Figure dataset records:
= = = = =

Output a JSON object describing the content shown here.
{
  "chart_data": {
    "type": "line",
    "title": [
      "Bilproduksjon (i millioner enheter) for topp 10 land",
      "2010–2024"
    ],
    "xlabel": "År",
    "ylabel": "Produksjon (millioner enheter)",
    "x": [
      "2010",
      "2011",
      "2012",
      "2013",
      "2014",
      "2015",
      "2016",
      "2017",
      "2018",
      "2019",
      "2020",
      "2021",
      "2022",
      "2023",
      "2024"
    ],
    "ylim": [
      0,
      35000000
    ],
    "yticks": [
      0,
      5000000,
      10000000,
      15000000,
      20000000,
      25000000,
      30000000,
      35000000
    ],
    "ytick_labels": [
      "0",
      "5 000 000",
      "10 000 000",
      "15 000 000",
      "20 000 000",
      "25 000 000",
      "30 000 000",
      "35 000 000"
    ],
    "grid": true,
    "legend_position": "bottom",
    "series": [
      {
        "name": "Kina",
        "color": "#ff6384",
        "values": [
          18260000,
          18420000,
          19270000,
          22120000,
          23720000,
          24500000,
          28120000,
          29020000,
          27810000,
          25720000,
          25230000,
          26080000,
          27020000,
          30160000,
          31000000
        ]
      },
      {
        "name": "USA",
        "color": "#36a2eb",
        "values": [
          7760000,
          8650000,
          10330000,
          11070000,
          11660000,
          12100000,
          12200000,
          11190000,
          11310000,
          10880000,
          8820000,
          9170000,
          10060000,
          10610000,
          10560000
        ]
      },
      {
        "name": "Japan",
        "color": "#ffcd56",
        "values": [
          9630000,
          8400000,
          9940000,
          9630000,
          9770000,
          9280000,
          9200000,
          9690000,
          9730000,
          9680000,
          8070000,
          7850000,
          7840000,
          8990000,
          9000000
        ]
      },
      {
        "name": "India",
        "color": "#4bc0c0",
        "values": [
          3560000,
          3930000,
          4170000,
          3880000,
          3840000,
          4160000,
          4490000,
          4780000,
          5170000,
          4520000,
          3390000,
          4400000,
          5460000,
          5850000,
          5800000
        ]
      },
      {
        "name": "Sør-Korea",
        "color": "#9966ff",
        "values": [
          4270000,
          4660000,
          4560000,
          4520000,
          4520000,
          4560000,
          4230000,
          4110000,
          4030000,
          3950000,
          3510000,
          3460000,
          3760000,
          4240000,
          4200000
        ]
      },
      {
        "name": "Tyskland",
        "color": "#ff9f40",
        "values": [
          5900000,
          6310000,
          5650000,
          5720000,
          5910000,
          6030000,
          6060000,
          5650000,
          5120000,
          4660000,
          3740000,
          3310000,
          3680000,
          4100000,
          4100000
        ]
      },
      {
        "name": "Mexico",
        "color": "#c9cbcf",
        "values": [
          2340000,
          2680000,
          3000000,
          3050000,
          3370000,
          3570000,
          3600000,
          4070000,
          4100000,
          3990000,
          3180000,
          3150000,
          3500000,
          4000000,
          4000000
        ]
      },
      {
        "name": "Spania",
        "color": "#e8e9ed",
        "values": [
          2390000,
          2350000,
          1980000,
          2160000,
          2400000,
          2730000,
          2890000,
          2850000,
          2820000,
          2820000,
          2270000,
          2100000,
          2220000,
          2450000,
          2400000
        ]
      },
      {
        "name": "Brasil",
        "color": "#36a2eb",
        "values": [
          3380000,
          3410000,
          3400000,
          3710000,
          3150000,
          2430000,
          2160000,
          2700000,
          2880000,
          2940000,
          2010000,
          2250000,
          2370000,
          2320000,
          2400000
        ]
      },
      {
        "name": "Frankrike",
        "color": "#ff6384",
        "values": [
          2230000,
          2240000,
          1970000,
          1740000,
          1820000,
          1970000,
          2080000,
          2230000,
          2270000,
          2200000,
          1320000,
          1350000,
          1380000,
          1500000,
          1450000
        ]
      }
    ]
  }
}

= = = = =

Task requirements - Without leaving anything out, give the entries again exactly.

Written response -
Output a JSON object describing the content shown here.
{
  "chart_data": {
    "type": "line",
    "title": [
      "Bilproduksjon (i millioner enheter) for topp 10 land",
      "2010–2024"
    ],
    "xlabel": "År",
    "ylabel": "Produksjon (millioner enheter)",
    "x": [
      "2010",
      "2011",
      "2012",
      "2013",
      "2014",
      "2015",
      "2016",
      "2017",
      "2018",
      "2019",
      "2020",
      "2021",
      "2022",
      "2023",
      "2024"
    ],
    "ylim": [
      0,
      35000000
    ],
    "yticks": [
      0,
      5000000,
      10000000,
      15000000,
      20000000,
      25000000,
      30000000,
      35000000
    ],
    "ytick_labels": [
      "0",
      "5 000 000",
      "10 000 000",
      "15 000 000",
      "20 000 000",
      "25 000 000",
      "30 000 000",
      "35 000 000"
    ],
    "grid": true,
    "legend_position": "bottom",
    "series": [
      {
        "name": "Kina",
        "color": "#ff6384",
        "values": [
          18260000,
          18420000,
          19270000,
          22120000,
          23720000,
          24500000,
          28120000,
          29020000,
          27810000,
          25720000,
          25230000,
          26080000,
          27020000,
          30160000,
          31000000
        ]
      },
      {
        "name": "USA",
        "color": "#36a2eb",
        "values": [
          7760000,
          8650000,
          10330000,
          11070000,
          11660000,
          12100000,
          12200000,
          11190000,
          11310000,
          10880000,
          8820000,
          9170000,
          10060000,
          10610000,
          10560000
        ]
      },
      {
        "name": "Japan",
        "color": "#ffcd56",
        "values": [
          9630000,
          8400000,
          9940000,
          9630000,
          9770000,
          9280000,
          9200000,
          9690000,
          9730000,
          9680000,
          8070000,
          7850000,
          7840000,
          8990000,
          9000000
        ]
      },
      {
        "name": "India",
        "color": "#4bc0c0",
        "values": [
          3560000,
          3930000,
          4170000,
          3880000,
          3840000,
          4160000,
          4490000,
          4780000,
          5170000,
          4520000,
          3390000,
          4400000,
          5460000,
          5850000,
          5800000
        ]
      },
      {
        "name": "Sør-Korea",
        "color": "#9966ff",
        "values": [
          4270000,
          4660000,
          4560000,
          4520000,
          4520000,
          4560000,
          4230000,
          4110000,
          4030000,
          3950000,
          3510000,
          3460000,
          3760000,
          4240000,
          4200000
        ]
      },
      {
        "name": "Tyskland",
        "color": "#ff9f40",
        "values": [
          5900000,
          6310000,
          5650000,
          5720000,
          5910000,
          6030000,
          6060000,
          5650000,
          5120000,
          4660000,
          3740000,
          3310000,
          3680000,
          4100000,
          4100000
        ]
      },
      {
        "name": "Mexico",
        "color": "#c9cbcf",
        "values": [
          2340000,
          2680000,
          3000000,
          3050000,
          3370000,
          3570000,
          3600000,
          4070000,
          4100000,
          3990000,
          3180000,
          3150000,
          3500000,
          4000000,
          4000000
        ]
      },
      {
        "name": "Spania",
        "color": "#e8e9ed",
        "values": [
          2390000,
          2350000,
          1980000,
          2160000,
          2400000,
          2730000,
          2890000,
          2850000,
          2820000,
          2820000,
          2270000,
          2100000,
          2220000,
          2450000,
          2400000
        ]
      },
      {
        "name": "Brasil",
        "color": "#36a2eb",
        "values": [
          3380000,
          3410000,
          3400000,
          3710000,
          3150000,
          2430000,
          2160000,
          2700000,
          2880000,
          2940000,
          2010000,
          2250000,
          2370000,
          2320000,
          2400000
        ]
      },
      {
        "name": "Frankrike",
        "color": "#ff6384",
        "values": [
          2230000,
          2240000,
          1970000,
          1740000,
          1820000,
          1970000,
          2080000,
          2230000,
          2270000,
          2200000,
          1320000,
          1350000,
          1380000,
          1500000,
          1450000
        ]
      }
    ]
  }
}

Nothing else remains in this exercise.